Element and box listings:
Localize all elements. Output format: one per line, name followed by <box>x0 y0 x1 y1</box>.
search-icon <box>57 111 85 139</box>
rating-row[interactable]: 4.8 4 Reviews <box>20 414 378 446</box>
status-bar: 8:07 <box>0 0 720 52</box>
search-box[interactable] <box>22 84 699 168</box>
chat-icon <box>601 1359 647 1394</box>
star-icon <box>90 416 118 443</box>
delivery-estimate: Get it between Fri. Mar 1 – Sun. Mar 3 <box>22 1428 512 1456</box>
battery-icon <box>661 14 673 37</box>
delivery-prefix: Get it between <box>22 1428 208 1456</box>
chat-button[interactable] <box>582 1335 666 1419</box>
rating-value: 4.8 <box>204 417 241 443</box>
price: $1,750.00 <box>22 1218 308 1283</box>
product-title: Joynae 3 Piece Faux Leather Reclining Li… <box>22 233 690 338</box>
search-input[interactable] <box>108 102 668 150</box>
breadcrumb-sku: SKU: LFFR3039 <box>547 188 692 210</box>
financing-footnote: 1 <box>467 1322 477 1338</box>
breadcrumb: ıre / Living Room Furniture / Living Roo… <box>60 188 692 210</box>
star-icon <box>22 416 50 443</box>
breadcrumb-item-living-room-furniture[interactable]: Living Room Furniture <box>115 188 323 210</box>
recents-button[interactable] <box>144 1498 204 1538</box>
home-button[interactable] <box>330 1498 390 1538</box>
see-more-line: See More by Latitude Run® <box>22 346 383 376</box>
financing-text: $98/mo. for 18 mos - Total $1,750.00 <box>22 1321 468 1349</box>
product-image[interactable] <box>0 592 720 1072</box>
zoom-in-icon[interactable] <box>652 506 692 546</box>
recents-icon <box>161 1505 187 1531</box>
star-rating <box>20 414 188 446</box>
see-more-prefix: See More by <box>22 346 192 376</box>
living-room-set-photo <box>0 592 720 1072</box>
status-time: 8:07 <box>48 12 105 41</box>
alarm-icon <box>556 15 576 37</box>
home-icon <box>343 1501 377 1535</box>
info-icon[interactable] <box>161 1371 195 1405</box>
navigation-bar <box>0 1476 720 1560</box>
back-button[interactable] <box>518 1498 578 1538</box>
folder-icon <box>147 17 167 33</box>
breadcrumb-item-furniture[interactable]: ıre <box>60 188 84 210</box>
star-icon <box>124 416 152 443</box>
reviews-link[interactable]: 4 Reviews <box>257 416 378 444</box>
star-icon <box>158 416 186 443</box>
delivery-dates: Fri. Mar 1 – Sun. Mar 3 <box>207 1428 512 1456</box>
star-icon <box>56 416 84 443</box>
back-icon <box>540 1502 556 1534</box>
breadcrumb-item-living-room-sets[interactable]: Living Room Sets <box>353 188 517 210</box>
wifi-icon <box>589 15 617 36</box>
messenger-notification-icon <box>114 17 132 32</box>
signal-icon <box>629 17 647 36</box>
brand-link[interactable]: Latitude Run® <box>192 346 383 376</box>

- _EXERCISE DESCRIPTION_
Copy the data above line for line, with no changes.

- _REPLY_
Localize all elements. Output format: one per line, name followed by <box>x0 y0 x1 y1</box>.
search-icon <box>57 111 85 139</box>
rating-row[interactable]: 4.8 4 Reviews <box>20 414 378 446</box>
status-bar: 8:07 <box>0 0 720 52</box>
search-box[interactable] <box>22 84 699 168</box>
chat-icon <box>601 1359 647 1394</box>
star-icon <box>90 416 118 443</box>
delivery-estimate: Get it between Fri. Mar 1 – Sun. Mar 3 <box>22 1428 512 1456</box>
battery-icon <box>661 14 673 37</box>
delivery-prefix: Get it between <box>22 1428 208 1456</box>
chat-button[interactable] <box>582 1335 666 1419</box>
rating-value: 4.8 <box>204 417 241 443</box>
price: $1,750.00 <box>22 1218 308 1283</box>
product-title: Joynae 3 Piece Faux Leather Reclining Li… <box>22 233 690 338</box>
search-input[interactable] <box>108 102 668 150</box>
breadcrumb-sku: SKU: LFFR3039 <box>547 188 692 210</box>
financing-footnote: 1 <box>467 1322 477 1338</box>
breadcrumb: ıre / Living Room Furniture / Living Roo… <box>60 188 692 210</box>
star-icon <box>22 416 50 443</box>
breadcrumb-item-living-room-furniture[interactable]: Living Room Furniture <box>115 188 323 210</box>
recents-button[interactable] <box>144 1498 204 1538</box>
home-button[interactable] <box>330 1498 390 1538</box>
see-more-line: See More by Latitude Run® <box>22 346 383 376</box>
financing-text: $98/mo. for 18 mos - Total $1,750.00 <box>22 1321 468 1349</box>
product-image[interactable] <box>0 592 720 1072</box>
zoom-in-icon[interactable] <box>652 506 692 546</box>
recents-icon <box>161 1505 187 1531</box>
star-rating <box>20 414 188 446</box>
see-more-prefix: See More by <box>22 346 192 376</box>
living-room-set-photo <box>0 592 720 1072</box>
status-time: 8:07 <box>48 12 105 41</box>
alarm-icon <box>556 15 576 37</box>
home-icon <box>343 1501 377 1535</box>
info-icon[interactable] <box>161 1371 195 1405</box>
navigation-bar <box>0 1476 720 1560</box>
back-button[interactable] <box>518 1498 578 1538</box>
folder-icon <box>147 17 167 33</box>
breadcrumb-item-furniture[interactable]: ıre <box>60 188 84 210</box>
star-icon <box>124 416 152 443</box>
reviews-link[interactable]: 4 Reviews <box>257 416 378 444</box>
star-icon <box>158 416 186 443</box>
delivery-dates: Fri. Mar 1 – Sun. Mar 3 <box>207 1428 512 1456</box>
star-icon <box>56 416 84 443</box>
back-icon <box>540 1502 556 1534</box>
breadcrumb-item-living-room-sets[interactable]: Living Room Sets <box>353 188 517 210</box>
wifi-icon <box>589 15 617 36</box>
messenger-notification-icon <box>114 17 132 32</box>
signal-icon <box>629 17 647 36</box>
brand-link[interactable]: Latitude Run® <box>192 346 383 376</box>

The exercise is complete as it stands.